### Your objective
Turn each line of the listing below into a JSON list of strings, one string per line. Leave out blank lines and the pictures.
━━━
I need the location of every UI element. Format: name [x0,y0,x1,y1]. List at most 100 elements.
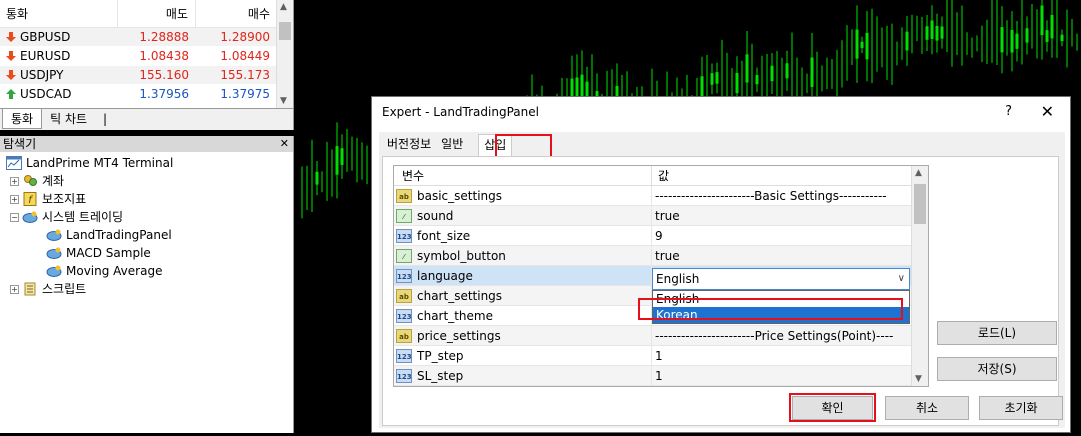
market-row-eurusd[interactable]: EURUSD 1.08438 1.08449 [0,47,293,66]
input-value[interactable]: 1 [652,366,907,385]
market-watch-scrollbar[interactable]: ▲ ▼ [276,0,293,108]
save-button[interactable]: 저장(S) [937,357,1057,381]
symbol-column-header[interactable]: 통화 [0,0,118,27]
scripts-icon [24,282,36,296]
help-icon[interactable]: ? [1005,97,1012,127]
market-row-gbpusd[interactable]: GBPUSD 1.28888 1.28900 [0,28,293,47]
tree-item-moving-average[interactable]: Moving Average [46,262,162,280]
tree-item-landtradingpanel[interactable]: LandTradingPanel [46,226,172,244]
ask-price: 155.173 [196,66,276,84]
dialog-title: Expert - LandTradingPanel [382,105,539,119]
symbol-name: USDCAD [20,86,72,101]
candle-body [335,146,339,175]
candle-body [1010,29,1014,53]
dropdown-option-english[interactable]: English [653,291,909,307]
input-row-font-size[interactable]: 123 font_size 9 [394,226,928,246]
navigator-title-bar: 탐색기 ✕ [0,136,293,152]
tree-item-label: Moving Average [66,264,163,278]
bid-price: 155.160 [118,66,196,84]
input-row-tp-step[interactable]: 123 TP_step 1 [394,346,928,366]
close-icon[interactable]: ✕ [280,136,289,152]
indicators-icon: f [23,192,37,206]
tab-symbols[interactable]: 통화 [2,109,43,129]
price-up-icon [6,89,16,99]
input-value[interactable]: true [652,246,907,265]
tree-item-experts[interactable]: − 시스템 트레이딩 [10,208,123,226]
ask-column-header[interactable]: 매수 [196,0,276,27]
tab-about[interactable]: 버전정보 [382,134,436,156]
tab-common[interactable]: 일반 [436,134,468,156]
bool-type-icon: ⁄ [396,208,412,223]
input-row-basic-settings[interactable]: ab basic_settings -----------------------… [394,186,928,206]
scroll-up-icon[interactable]: ▲ [280,2,287,12]
close-icon[interactable]: ✕ [1041,97,1054,127]
cancel-button[interactable]: 취소 [885,396,969,420]
tree-item-indicators[interactable]: + f 보조지표 [10,190,86,208]
scroll-thumb[interactable] [279,22,291,40]
dialog-title-bar[interactable]: Expert - LandTradingPanel ? ✕ [372,97,1070,127]
market-row-usdcad[interactable]: USDCAD 1.37956 1.37975 [0,85,293,104]
expand-icon[interactable]: + [10,194,19,204]
ask-price: 1.08449 [196,47,276,65]
candle-body [1045,30,1049,42]
tab-separator: | [103,112,108,126]
tree-item-scripts[interactable]: + 스크립트 [10,280,86,298]
input-value[interactable]: true [652,206,907,225]
ask-price: 1.28900 [196,28,276,46]
input-name: language [417,268,473,283]
candle-body [745,54,749,83]
ok-button[interactable]: 확인 [792,396,873,420]
expand-icon[interactable]: + [10,284,19,294]
candle-body [735,72,739,94]
expert-advisor-icon [46,247,62,259]
input-value[interactable]: 9 [652,226,907,245]
tab-inputs[interactable]: 삽입 [478,134,513,156]
collapse-icon[interactable]: − [10,212,19,222]
value-column-header: 값 [658,169,670,183]
candle-body [315,171,319,185]
string-type-icon: ab [396,288,412,303]
accounts-icon [24,175,37,186]
dropdown-option-korean[interactable]: Korean [653,307,909,323]
expand-icon[interactable]: + [10,176,19,186]
language-combobox[interactable]: English ∨ [652,268,910,290]
market-row-usdjpy[interactable]: USDJPY 155.160 155.173 [0,66,293,85]
candle-body [810,57,814,87]
chevron-down-icon[interactable]: ∨ [898,269,905,289]
bid-price: 1.08438 [118,47,196,65]
input-value[interactable]: 1 [652,346,907,365]
candle-body [710,73,714,85]
terminal-icon [6,156,22,170]
tree-item-macd-sample[interactable]: MACD Sample [46,244,151,262]
dialog-body: 버전정보 일반 삽입 변수 값 ab basic_settings -------… [379,132,1065,428]
input-row-symbol-button[interactable]: ⁄ symbol_button true [394,246,928,266]
candle-body [855,29,859,59]
input-value[interactable]: -----------------------Basic Settings---… [652,186,907,205]
scroll-down-icon[interactable]: ▼ [280,96,287,106]
input-row-sound[interactable]: ⁄ sound true [394,206,928,226]
bid-price: 1.28888 [118,28,196,46]
candle-body [925,26,929,40]
grid-scrollbar[interactable]: ▲ ▼ [911,166,928,386]
candle-body [930,20,934,39]
inputs-panel: 변수 값 ab basic_settings ------------------… [382,156,1059,426]
input-row-sl-step[interactable]: 123 SL_step 1 [394,366,928,386]
candle-body [340,148,344,165]
bid-column-header[interactable]: 매도 [118,0,196,27]
load-button[interactable]: 로드(L) [937,321,1057,345]
scroll-up-icon[interactable]: ▲ [915,168,922,178]
scroll-down-icon[interactable]: ▼ [915,374,922,384]
input-value[interactable]: -----------------------Price Settings(Po… [652,326,907,345]
reset-button[interactable]: 초기화 [979,396,1063,420]
price-down-icon [6,32,16,42]
input-row-price-settings[interactable]: ab price_settings -----------------------… [394,326,928,346]
tree-root[interactable]: LandPrime MT4 Terminal [6,154,173,172]
scroll-thumb[interactable] [914,184,926,224]
candle-body [770,65,774,82]
candle-body [935,25,939,41]
ask-price: 1.37975 [196,85,276,103]
candle-body [1015,33,1019,49]
tab-tick-chart[interactable]: 틱 차트 [42,109,95,129]
grid-header: 변수 값 [394,166,928,186]
tree-item-accounts[interactable]: + 계좌 [10,172,64,190]
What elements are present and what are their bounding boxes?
━━━
### Answer to the task
[
  "I need the location of every UI element. Format: name [x0,y0,x1,y1]. List at most 100 elements.",
  "market-row-eurusd[interactable]: EURUSD 1.08438 1.08449 [0,47,293,66]",
  "input-value[interactable]: 1 [652,366,907,385]",
  "market-watch-scrollbar[interactable]: ▲ ▼ [276,0,293,108]",
  "save-button[interactable]: 저장(S) [937,357,1057,381]",
  "symbol-column-header[interactable]: 통화 [0,0,118,27]",
  "scripts-icon [24,282,36,296]",
  "help-icon[interactable]: ? [1005,97,1012,127]",
  "market-row-gbpusd[interactable]: GBPUSD 1.28888 1.28900 [0,28,293,47]",
  "tree-item-moving-average[interactable]: Moving Average [46,262,162,280]",
  "tree-item-landtradingpanel[interactable]: LandTradingPanel [46,226,172,244]",
  "ask-price: 155.173 [196,66,276,84]",
  "dialog-title: Expert - LandTradingPanel [382,105,539,119]",
  "symbol-name: USDCAD [20,86,72,101]",
  "candle-body [335,146,339,175]",
  "candle-body [1010,29,1014,53]",
  "dropdown-option-english[interactable]: English [653,291,909,307]",
  "input-row-font-size[interactable]: 123 font_size 9 [394,226,928,246]",
  "navigator-title-bar: 탐색기 ✕ [0,136,293,152]",
  "tree-item-label: Moving Average [66,264,163,278]",
  "bid-price: 155.160 [118,66,196,84]",
  "input-row-tp-step[interactable]: 123 TP_step 1 [394,346,928,366]",
  "close-icon[interactable]: ✕ [280,136,289,152]",
  "indicators-icon: f [23,192,37,206]",
  "tab-symbols[interactable]: 통화 [2,109,43,129]",
  "price-up-icon [6,89,16,99]",
  "input-value[interactable]: true [652,246,907,265]",
  "tree-item-experts[interactable]: − 시스템 트레이딩 [10,208,123,226]",
  "ask-column-header[interactable]: 매수 [196,0,276,27]",
  "tab-about[interactable]: 버전정보 [382,134,436,156]",
  "tab-common[interactable]: 일반 [436,134,468,156]",
  "bool-type-icon: ⁄ [396,208,412,223]",
  "input-row-basic-settings[interactable]: ab basic_settings -----------------------… [394,186,928,206]",
  "scroll-up-icon[interactable]: ▲ [280,2,287,12]",
  "close-icon[interactable]: ✕ [1041,97,1054,127]",
  "cancel-button[interactable]: 취소 [885,396,969,420]",
  "tree-item-indicators[interactable]: + f 보조지표 [10,190,86,208]",
  "scroll-thumb[interactable] [279,22,291,40]",
  "dialog-title-bar[interactable]: Expert - LandTradingPanel ? ✕ [372,97,1070,127]",
  "market-row-usdcad[interactable]: USDCAD 1.37956 1.37975 [0,85,293,104]",
  "expand-icon[interactable]: + [10,194,19,204]",
  "ask-price: 1.08449 [196,47,276,65]",
  "candle-body [1045,30,1049,42]",
  "tab-separator: | [103,112,108,126]",
  "tree-item-scripts[interactable]: + 스크립트 [10,280,86,298]",
  "input-value[interactable]: true [652,206,907,225]",
  "ask-price: 1.28900 [196,28,276,46]",
  "input-name: language [417,268,473,283]",
  "candle-body [745,54,749,83]",
  "ok-button[interactable]: 확인 [792,396,873,420]",
  "expand-icon[interactable]: + [10,284,19,294]",
  "candle-body [735,72,739,94]",
  "expert-advisor-icon [46,247,62,259]",
  "input-value[interactable]: 9 [652,226,907,245]",
  "tab-inputs[interactable]: 삽입 [478,134,513,156]",
  "collapse-icon[interactable]: − [10,212,19,222]",
  "value-column-header: 값 [658,169,670,183]",
  "candle-body [315,171,319,185]",
  "string-type-icon: ab [396,288,412,303]",
  "accounts-icon [24,175,37,186]",
  "dropdown-option-korean[interactable]: Korean [653,307,909,323]",
  "expand-icon[interactable]: + [10,176,19,186]",
  "language-combobox[interactable]: English ∨ [652,268,910,290]",
  "market-row-usdjpy[interactable]: USDJPY 155.160 155.173 [0,66,293,85]",
  "candle-body [810,57,814,87]",
  "chevron-down-icon[interactable]: ∨ [898,269,905,289]",
  "bid-price: 1.08438 [118,47,196,65]",
  "input-value[interactable]: 1 [652,346,907,365]",
  "candle-body [710,73,714,85]",
  "terminal-icon [6,156,22,170]",
  "tree-item-macd-sample[interactable]: MACD Sample [46,244,151,262]",
  "dialog-body: 버전정보 일반 삽입 변수 값 ab basic_settings -------… [379,132,1065,428]",
  "input-row-symbol-button[interactable]: ⁄ symbol_button true [394,246,928,266]",
  "candle-body [855,29,859,59]",
  "input-value[interactable]: -----------------------Basic Settings---… [652,186,907,205]",
  "scroll-down-icon[interactable]: ▼ [280,96,287,106]",
  "input-row-sound[interactable]: ⁄ sound true [394,206,928,226]",
  "bid-price: 1.28888 [118,28,196,46]",
  "candle-body [925,26,929,40]",
  "grid-scrollbar[interactable]: ▲ ▼ [911,166,928,386]",
  "candle-body [930,20,934,39]",
  "inputs-panel: 변수 값 ab basic_settings ------------------… [382,156,1059,426]",
  "input-row-sl-step[interactable]: 123 SL_step 1 [394,366,928,386]",
  "candle-body [340,148,344,165]",
  "bid-column-header[interactable]: 매도 [118,0,196,27]",
  "load-button[interactable]: 로드(L) [937,321,1057,345]",
  "scroll-up-icon[interactable]: ▲ [915,168,922,178]",
  "scroll-down-icon[interactable]: ▼ [915,374,922,384]",
  "input-value[interactable]: -----------------------Price Settings(Po… [652,326,907,345]",
  "reset-button[interactable]: 초기화 [979,396,1063,420]",
  "price-down-icon [6,32,16,42]",
  "input-row-price-settings[interactable]: ab price_settings -----------------------… [394,326,928,346]",
  "tree-root[interactable]: LandPrime MT4 Terminal [6,154,173,172]",
  "scroll-thumb[interactable] [914,184,926,224]",
  "candle-body [770,65,774,82]",
  "candle-body [935,25,939,41]",
  "ask-price: 1.37975 [196,85,276,103]",
  "candle-body [1015,33,1019,49]",
  "tab-tick-chart[interactable]: 틱 차트 [42,109,95,129]",
  "grid-header: 변수 값 [394,166,928,186]",
  "tree-item-accounts[interactable]: + 계좌 [10,172,64,190]",
  "What elements are present and what are their bounding boxes?"
]